* **Task brief**:
Return the whole listing, keeping every character the same.

* **Dataset excerpts**:

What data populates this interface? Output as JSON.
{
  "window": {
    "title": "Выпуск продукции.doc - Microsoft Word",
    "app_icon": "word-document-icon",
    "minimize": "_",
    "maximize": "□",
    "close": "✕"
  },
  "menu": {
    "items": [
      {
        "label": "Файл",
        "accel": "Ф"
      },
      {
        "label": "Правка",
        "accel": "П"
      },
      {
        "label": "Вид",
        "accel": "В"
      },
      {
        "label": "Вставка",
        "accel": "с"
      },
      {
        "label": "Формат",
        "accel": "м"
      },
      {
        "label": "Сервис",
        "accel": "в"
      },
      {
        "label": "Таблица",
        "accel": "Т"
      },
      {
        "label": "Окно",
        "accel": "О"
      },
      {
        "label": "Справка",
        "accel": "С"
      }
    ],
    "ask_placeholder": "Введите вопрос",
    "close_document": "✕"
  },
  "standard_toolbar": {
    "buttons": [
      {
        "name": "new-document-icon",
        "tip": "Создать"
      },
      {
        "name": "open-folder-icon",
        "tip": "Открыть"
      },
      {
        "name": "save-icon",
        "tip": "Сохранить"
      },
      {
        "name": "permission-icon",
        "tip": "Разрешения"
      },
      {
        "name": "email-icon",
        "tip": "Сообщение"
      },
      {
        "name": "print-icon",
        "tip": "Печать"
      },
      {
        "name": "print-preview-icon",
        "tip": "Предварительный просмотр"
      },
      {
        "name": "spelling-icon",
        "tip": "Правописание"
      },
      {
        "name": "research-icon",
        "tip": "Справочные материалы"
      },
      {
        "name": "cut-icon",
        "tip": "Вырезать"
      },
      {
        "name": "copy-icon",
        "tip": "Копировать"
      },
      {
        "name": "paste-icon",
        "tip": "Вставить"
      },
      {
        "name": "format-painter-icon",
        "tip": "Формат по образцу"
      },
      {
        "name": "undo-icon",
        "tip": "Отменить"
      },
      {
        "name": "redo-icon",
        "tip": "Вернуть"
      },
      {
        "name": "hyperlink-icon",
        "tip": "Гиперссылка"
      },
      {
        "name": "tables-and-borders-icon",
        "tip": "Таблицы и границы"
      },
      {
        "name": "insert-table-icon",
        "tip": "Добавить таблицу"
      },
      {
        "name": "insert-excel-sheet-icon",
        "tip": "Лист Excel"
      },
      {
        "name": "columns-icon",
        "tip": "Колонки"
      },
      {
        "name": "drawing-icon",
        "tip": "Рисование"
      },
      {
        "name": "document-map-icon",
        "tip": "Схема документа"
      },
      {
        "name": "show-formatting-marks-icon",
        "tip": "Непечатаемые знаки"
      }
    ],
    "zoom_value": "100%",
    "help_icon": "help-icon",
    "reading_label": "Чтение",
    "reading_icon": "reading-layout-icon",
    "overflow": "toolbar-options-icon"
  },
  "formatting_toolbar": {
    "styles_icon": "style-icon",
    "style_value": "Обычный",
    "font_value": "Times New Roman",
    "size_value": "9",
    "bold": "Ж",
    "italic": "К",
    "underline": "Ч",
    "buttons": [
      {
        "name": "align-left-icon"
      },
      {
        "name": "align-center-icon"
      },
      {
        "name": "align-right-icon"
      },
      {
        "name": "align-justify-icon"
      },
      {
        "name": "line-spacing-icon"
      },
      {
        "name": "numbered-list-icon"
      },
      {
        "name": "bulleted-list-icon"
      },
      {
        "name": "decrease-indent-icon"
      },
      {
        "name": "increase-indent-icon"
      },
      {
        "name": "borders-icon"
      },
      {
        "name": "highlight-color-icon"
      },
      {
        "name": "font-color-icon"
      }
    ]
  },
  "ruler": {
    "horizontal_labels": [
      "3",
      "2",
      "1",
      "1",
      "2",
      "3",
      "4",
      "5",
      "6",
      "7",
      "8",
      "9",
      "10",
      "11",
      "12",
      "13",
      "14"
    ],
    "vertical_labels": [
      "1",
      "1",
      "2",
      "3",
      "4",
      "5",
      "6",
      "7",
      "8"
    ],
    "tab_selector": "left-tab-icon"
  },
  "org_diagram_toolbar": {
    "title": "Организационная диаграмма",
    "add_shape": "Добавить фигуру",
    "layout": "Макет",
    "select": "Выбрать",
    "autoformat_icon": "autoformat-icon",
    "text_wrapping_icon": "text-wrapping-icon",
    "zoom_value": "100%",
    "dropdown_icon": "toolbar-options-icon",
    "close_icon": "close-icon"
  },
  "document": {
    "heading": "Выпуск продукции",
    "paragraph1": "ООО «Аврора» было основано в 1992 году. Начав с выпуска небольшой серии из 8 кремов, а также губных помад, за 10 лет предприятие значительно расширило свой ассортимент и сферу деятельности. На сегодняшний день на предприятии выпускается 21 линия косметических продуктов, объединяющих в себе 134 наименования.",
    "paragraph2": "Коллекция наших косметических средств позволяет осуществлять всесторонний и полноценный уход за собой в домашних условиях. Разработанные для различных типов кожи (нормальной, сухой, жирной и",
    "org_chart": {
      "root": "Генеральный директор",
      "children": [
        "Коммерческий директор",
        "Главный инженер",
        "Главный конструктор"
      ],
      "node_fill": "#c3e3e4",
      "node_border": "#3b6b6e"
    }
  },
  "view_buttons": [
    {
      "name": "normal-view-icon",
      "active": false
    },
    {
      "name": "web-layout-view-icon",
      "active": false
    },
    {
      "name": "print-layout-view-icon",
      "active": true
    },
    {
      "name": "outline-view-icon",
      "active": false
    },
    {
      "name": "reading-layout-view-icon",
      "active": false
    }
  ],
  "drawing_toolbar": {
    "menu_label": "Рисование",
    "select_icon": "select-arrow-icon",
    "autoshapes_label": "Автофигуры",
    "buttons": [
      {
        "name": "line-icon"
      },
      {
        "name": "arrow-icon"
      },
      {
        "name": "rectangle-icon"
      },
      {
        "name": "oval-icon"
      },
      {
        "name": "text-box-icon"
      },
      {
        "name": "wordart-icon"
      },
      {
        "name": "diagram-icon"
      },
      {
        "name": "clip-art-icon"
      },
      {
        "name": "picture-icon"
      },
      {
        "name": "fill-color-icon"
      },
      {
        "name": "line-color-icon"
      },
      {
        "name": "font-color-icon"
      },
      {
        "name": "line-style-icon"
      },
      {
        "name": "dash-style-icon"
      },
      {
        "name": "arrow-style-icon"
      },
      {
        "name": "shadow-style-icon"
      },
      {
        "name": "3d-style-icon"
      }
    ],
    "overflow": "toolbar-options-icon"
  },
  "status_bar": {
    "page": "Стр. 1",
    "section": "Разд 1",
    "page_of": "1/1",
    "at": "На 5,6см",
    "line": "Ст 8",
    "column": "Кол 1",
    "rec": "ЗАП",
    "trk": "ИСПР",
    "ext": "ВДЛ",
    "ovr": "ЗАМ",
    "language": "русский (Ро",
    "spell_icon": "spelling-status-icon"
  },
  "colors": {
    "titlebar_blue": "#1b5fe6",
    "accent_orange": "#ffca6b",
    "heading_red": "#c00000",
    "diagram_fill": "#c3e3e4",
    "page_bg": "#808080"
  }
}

* **Solved exercise**:
What data populates this interface? Output as JSON.
{
  "window": {
    "title": "Выпуск продукции.doc - Microsoft Word",
    "app_icon": "word-document-icon",
    "minimize": "_",
    "maximize": "□",
    "close": "✕"
  },
  "menu": {
    "items": [
      {
        "label": "Файл",
        "accel": "Ф"
      },
      {
        "label": "Правка",
        "accel": "П"
      },
      {
        "label": "Вид",
        "accel": "В"
      },
      {
        "label": "Вставка",
        "accel": "с"
      },
      {
        "label": "Формат",
        "accel": "м"
      },
      {
        "label": "Сервис",
        "accel": "в"
      },
      {
        "label": "Таблица",
        "accel": "Т"
      },
      {
        "label": "Окно",
        "accel": "О"
      },
      {
        "label": "Справка",
        "accel": "С"
      }
    ],
    "ask_placeholder": "Введите вопрос",
    "close_document": "✕"
  },
  "standard_toolbar": {
    "buttons": [
      {
        "name": "new-document-icon",
        "tip": "Создать"
      },
      {
        "name": "open-folder-icon",
        "tip": "Открыть"
      },
      {
        "name": "save-icon",
        "tip": "Сохранить"
      },
      {
        "name": "permission-icon",
        "tip": "Разрешения"
      },
      {
        "name": "email-icon",
        "tip": "Сообщение"
      },
      {
        "name": "print-icon",
        "tip": "Печать"
      },
      {
        "name": "print-preview-icon",
        "tip": "Предварительный просмотр"
      },
      {
        "name": "spelling-icon",
        "tip": "Правописание"
      },
      {
        "name": "research-icon",
        "tip": "Справочные материалы"
      },
      {
        "name": "cut-icon",
        "tip": "Вырезать"
      },
      {
        "name": "copy-icon",
        "tip": "Копировать"
      },
      {
        "name": "paste-icon",
        "tip": "Вставить"
      },
      {
        "name": "format-painter-icon",
        "tip": "Формат по образцу"
      },
      {
        "name": "undo-icon",
        "tip": "Отменить"
      },
      {
        "name": "redo-icon",
        "tip": "Вернуть"
      },
      {
        "name": "hyperlink-icon",
        "tip": "Гиперссылка"
      },
      {
        "name": "tables-and-borders-icon",
        "tip": "Таблицы и границы"
      },
      {
        "name": "insert-table-icon",
        "tip": "Добавить таблицу"
      },
      {
        "name": "insert-excel-sheet-icon",
        "tip": "Лист Excel"
      },
      {
        "name": "columns-icon",
        "tip": "Колонки"
      },
      {
        "name": "drawing-icon",
        "tip": "Рисование"
      },
      {
        "name": "document-map-icon",
        "tip": "Схема документа"
      },
      {
        "name": "show-formatting-marks-icon",
        "tip": "Непечатаемые знаки"
      }
    ],
    "zoom_value": "100%",
    "help_icon": "help-icon",
    "reading_label": "Чтение",
    "reading_icon": "reading-layout-icon",
    "overflow": "toolbar-options-icon"
  },
  "formatting_toolbar": {
    "styles_icon": "style-icon",
    "style_value": "Обычный",
    "font_value": "Times New Roman",
    "size_value": "9",
    "bold": "Ж",
    "italic": "К",
    "underline": "Ч",
    "buttons": [
      {
        "name": "align-left-icon"
      },
      {
        "name": "align-center-icon"
      },
      {
        "name": "align-right-icon"
      },
      {
        "name": "align-justify-icon"
      },
      {
        "name": "line-spacing-icon"
      },
      {
        "name": "numbered-list-icon"
      },
      {
        "name": "bulleted-list-icon"
      },
      {
        "name": "decrease-indent-icon"
      },
      {
        "name": "increase-indent-icon"
      },
      {
        "name": "borders-icon"
      },
      {
        "name": "highlight-color-icon"
      },
      {
        "name": "font-color-icon"
      }
    ]
  },
  "ruler": {
    "horizontal_labels": [
      "3",
      "2",
      "1",
      "1",
      "2",
      "3",
      "4",
      "5",
      "6",
      "7",
      "8",
      "9",
      "10",
      "11",
      "12",
      "13",
      "14"
    ],
    "vertical_labels": [
      "1",
      "1",
      "2",
      "3",
      "4",
      "5",
      "6",
      "7",
      "8"
    ],
    "tab_selector": "left-tab-icon"
  },
  "org_diagram_toolbar": {
    "title": "Организационная диаграмма",
    "add_shape": "Добавить фигуру",
    "layout": "Макет",
    "select": "Выбрать",
    "autoformat_icon": "autoformat-icon",
    "text_wrapping_icon": "text-wrapping-icon",
    "zoom_value": "100%",
    "dropdown_icon": "toolbar-options-icon",
    "close_icon": "close-icon"
  },
  "document": {
    "heading": "Выпуск продукции",
    "paragraph1": "ООО «Аврора» было основано в 1992 году. Начав с выпуска небольшой серии из 8 кремов, а также губных помад, за 10 лет предприятие значительно расширило свой ассортимент и сферу деятельности. На сегодняшний день на предприятии выпускается 21 линия косметических продуктов, объединяющих в себе 134 наименования.",
    "paragraph2": "Коллекция наших косметических средств позволяет осуществлять всесторонний и полноценный уход за собой в домашних условиях. Разработанные для различных типов кожи (нормальной, сухой, жирной и",
    "org_chart": {
      "root": "Генеральный директор",
      "children": [
        "Коммерческий директор",
        "Главный инженер",
        "Главный конструктор"
      ],
      "node_fill": "#c3e3e4",
      "node_border": "#3b6b6e"
    }
  },
  "view_buttons": [
    {
      "name": "normal-view-icon",
      "active": false
    },
    {
      "name": "web-layout-view-icon",
      "active": false
    },
    {
      "name": "print-layout-view-icon",
      "active": true
    },
    {
      "name": "outline-view-icon",
      "active": false
    },
    {
      "name": "reading-layout-view-icon",
      "active": false
    }
  ],
  "drawing_toolbar": {
    "menu_label": "Рисование",
    "select_icon": "select-arrow-icon",
    "autoshapes_label": "Автофигуры",
    "buttons": [
      {
        "name": "line-icon"
      },
      {
        "name": "arrow-icon"
      },
      {
        "name": "rectangle-icon"
      },
      {
        "name": "oval-icon"
      },
      {
        "name": "text-box-icon"
      },
      {
        "name": "wordart-icon"
      },
      {
        "name": "diagram-icon"
      },
      {
        "name": "clip-art-icon"
      },
      {
        "name": "picture-icon"
      },
      {
        "name": "fill-color-icon"
      },
      {
        "name": "line-color-icon"
      },
      {
        "name": "font-color-icon"
      },
      {
        "name": "line-style-icon"
      },
      {
        "name": "dash-style-icon"
      },
      {
        "name": "arrow-style-icon"
      },
      {
        "name": "shadow-style-icon"
      },
      {
        "name": "3d-style-icon"
      }
    ],
    "overflow": "toolbar-options-icon"
  },
  "status_bar": {
    "page": "Стр. 1",
    "section": "Разд 1",
    "page_of": "1/1",
    "at": "На 5,6см",
    "line": "Ст 8",
    "column": "Кол 1",
    "rec": "ЗАП",
    "trk": "ИСПР",
    "ext": "ВДЛ",
    "ovr": "ЗАМ",
    "language": "русский (Ро",
    "spell_icon": "spelling-status-icon"
  },
  "colors": {
    "titlebar_blue": "#1b5fe6",
    "accent_orange": "#ffca6b",
    "heading_red": "#c00000",
    "diagram_fill": "#c3e3e4",
    "page_bg": "#808080"
  }
}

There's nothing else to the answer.